Exercise directions: Transcribe each of the rows below verbatim, character for character.
**********
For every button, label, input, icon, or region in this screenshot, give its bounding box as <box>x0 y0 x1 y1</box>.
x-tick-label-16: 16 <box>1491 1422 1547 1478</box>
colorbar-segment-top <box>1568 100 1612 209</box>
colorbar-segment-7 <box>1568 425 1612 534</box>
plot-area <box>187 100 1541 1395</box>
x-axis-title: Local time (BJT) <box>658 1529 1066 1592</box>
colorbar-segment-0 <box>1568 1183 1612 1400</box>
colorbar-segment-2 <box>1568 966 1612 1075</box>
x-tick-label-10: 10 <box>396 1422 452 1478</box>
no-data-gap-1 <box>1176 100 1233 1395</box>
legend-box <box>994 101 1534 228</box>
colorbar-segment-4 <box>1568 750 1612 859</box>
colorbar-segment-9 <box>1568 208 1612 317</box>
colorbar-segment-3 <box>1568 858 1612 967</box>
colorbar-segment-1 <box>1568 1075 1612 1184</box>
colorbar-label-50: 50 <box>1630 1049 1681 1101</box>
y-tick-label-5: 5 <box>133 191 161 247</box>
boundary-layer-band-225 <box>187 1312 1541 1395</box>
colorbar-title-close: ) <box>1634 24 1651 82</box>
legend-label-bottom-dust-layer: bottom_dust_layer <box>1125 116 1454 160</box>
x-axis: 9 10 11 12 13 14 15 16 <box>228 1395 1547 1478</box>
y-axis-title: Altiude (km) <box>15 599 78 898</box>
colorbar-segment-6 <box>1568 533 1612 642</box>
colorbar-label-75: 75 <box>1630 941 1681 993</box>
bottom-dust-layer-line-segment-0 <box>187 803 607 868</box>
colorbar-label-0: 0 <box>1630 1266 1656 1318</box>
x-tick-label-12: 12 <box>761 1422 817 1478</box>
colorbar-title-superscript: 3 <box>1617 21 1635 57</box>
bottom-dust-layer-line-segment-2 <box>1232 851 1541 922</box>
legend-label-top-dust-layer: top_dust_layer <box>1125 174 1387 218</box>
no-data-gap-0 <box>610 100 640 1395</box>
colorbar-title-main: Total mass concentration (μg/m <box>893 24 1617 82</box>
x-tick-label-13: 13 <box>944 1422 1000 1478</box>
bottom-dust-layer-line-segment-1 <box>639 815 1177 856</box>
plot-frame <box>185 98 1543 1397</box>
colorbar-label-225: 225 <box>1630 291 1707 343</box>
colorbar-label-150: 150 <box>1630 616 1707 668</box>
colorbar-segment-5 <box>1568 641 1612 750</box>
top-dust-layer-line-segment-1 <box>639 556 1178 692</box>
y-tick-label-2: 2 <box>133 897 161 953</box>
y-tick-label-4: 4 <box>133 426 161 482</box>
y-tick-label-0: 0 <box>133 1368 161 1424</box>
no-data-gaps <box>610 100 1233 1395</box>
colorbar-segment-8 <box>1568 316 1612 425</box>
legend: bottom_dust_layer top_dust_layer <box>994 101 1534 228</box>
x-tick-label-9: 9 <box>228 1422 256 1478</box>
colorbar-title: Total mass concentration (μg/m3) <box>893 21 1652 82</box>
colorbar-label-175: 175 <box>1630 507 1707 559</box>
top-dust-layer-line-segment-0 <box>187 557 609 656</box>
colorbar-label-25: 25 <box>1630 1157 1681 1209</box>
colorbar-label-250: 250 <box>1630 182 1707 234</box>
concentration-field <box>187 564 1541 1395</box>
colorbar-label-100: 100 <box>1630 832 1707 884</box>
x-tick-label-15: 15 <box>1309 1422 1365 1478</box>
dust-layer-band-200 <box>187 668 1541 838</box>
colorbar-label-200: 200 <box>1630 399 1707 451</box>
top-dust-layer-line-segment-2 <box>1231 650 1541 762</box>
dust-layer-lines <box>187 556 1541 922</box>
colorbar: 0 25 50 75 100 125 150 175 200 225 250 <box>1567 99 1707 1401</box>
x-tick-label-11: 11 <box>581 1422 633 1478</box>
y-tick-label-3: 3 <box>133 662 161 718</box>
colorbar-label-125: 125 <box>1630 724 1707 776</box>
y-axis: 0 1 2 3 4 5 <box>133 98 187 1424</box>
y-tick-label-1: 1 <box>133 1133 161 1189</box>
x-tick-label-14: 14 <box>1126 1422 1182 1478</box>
**********
Solution to this problem:
For every button, label, input, icon, or region in this screenshot, give its bounding box as <box>x0 y0 x1 y1</box>.
x-tick-label-16: 16 <box>1491 1422 1547 1478</box>
colorbar-segment-top <box>1568 100 1612 209</box>
colorbar-segment-7 <box>1568 425 1612 534</box>
plot-area <box>187 100 1541 1395</box>
x-axis-title: Local time (BJT) <box>658 1529 1066 1592</box>
colorbar-segment-0 <box>1568 1183 1612 1400</box>
colorbar-segment-2 <box>1568 966 1612 1075</box>
x-tick-label-10: 10 <box>396 1422 452 1478</box>
no-data-gap-1 <box>1176 100 1233 1395</box>
legend-box <box>994 101 1534 228</box>
colorbar-segment-4 <box>1568 750 1612 859</box>
colorbar-segment-9 <box>1568 208 1612 317</box>
colorbar-segment-3 <box>1568 858 1612 967</box>
colorbar-segment-1 <box>1568 1075 1612 1184</box>
colorbar-label-50: 50 <box>1630 1049 1681 1101</box>
y-tick-label-5: 5 <box>133 191 161 247</box>
boundary-layer-band-225 <box>187 1312 1541 1395</box>
colorbar-title-close: ) <box>1634 24 1651 82</box>
legend-label-bottom-dust-layer: bottom_dust_layer <box>1125 116 1454 160</box>
x-axis: 9 10 11 12 13 14 15 16 <box>228 1395 1547 1478</box>
y-axis-title: Altiude (km) <box>15 599 78 898</box>
colorbar-segment-6 <box>1568 533 1612 642</box>
colorbar-label-75: 75 <box>1630 941 1681 993</box>
bottom-dust-layer-line-segment-0 <box>187 803 607 868</box>
colorbar-label-0: 0 <box>1630 1266 1656 1318</box>
x-tick-label-12: 12 <box>761 1422 817 1478</box>
colorbar-title-superscript: 3 <box>1617 21 1635 57</box>
bottom-dust-layer-line-segment-2 <box>1232 851 1541 922</box>
legend-label-top-dust-layer: top_dust_layer <box>1125 174 1387 218</box>
no-data-gap-0 <box>610 100 640 1395</box>
colorbar-title-main: Total mass concentration (μg/m <box>893 24 1617 82</box>
x-tick-label-13: 13 <box>944 1422 1000 1478</box>
bottom-dust-layer-line-segment-1 <box>639 815 1177 856</box>
plot-frame <box>185 98 1543 1397</box>
colorbar-label-225: 225 <box>1630 291 1707 343</box>
colorbar-label-150: 150 <box>1630 616 1707 668</box>
colorbar-segment-5 <box>1568 641 1612 750</box>
top-dust-layer-line-segment-1 <box>639 556 1178 692</box>
y-tick-label-2: 2 <box>133 897 161 953</box>
y-tick-label-4: 4 <box>133 426 161 482</box>
y-tick-label-0: 0 <box>133 1368 161 1424</box>
no-data-gaps <box>610 100 1233 1395</box>
colorbar-segment-8 <box>1568 316 1612 425</box>
legend: bottom_dust_layer top_dust_layer <box>994 101 1534 228</box>
x-tick-label-9: 9 <box>228 1422 256 1478</box>
colorbar-title: Total mass concentration (μg/m3) <box>893 21 1652 82</box>
colorbar-label-175: 175 <box>1630 507 1707 559</box>
top-dust-layer-line-segment-0 <box>187 557 609 656</box>
colorbar-label-25: 25 <box>1630 1157 1681 1209</box>
colorbar-label-250: 250 <box>1630 182 1707 234</box>
concentration-field <box>187 564 1541 1395</box>
colorbar-label-100: 100 <box>1630 832 1707 884</box>
x-tick-label-15: 15 <box>1309 1422 1365 1478</box>
dust-layer-band-200 <box>187 668 1541 838</box>
colorbar-label-200: 200 <box>1630 399 1707 451</box>
top-dust-layer-line-segment-2 <box>1231 650 1541 762</box>
dust-layer-lines <box>187 556 1541 922</box>
colorbar: 0 25 50 75 100 125 150 175 200 225 250 <box>1567 99 1707 1401</box>
x-tick-label-11: 11 <box>581 1422 633 1478</box>
y-tick-label-3: 3 <box>133 662 161 718</box>
colorbar-label-125: 125 <box>1630 724 1707 776</box>
y-axis: 0 1 2 3 4 5 <box>133 98 187 1424</box>
y-tick-label-1: 1 <box>133 1133 161 1189</box>
x-tick-label-14: 14 <box>1126 1422 1182 1478</box>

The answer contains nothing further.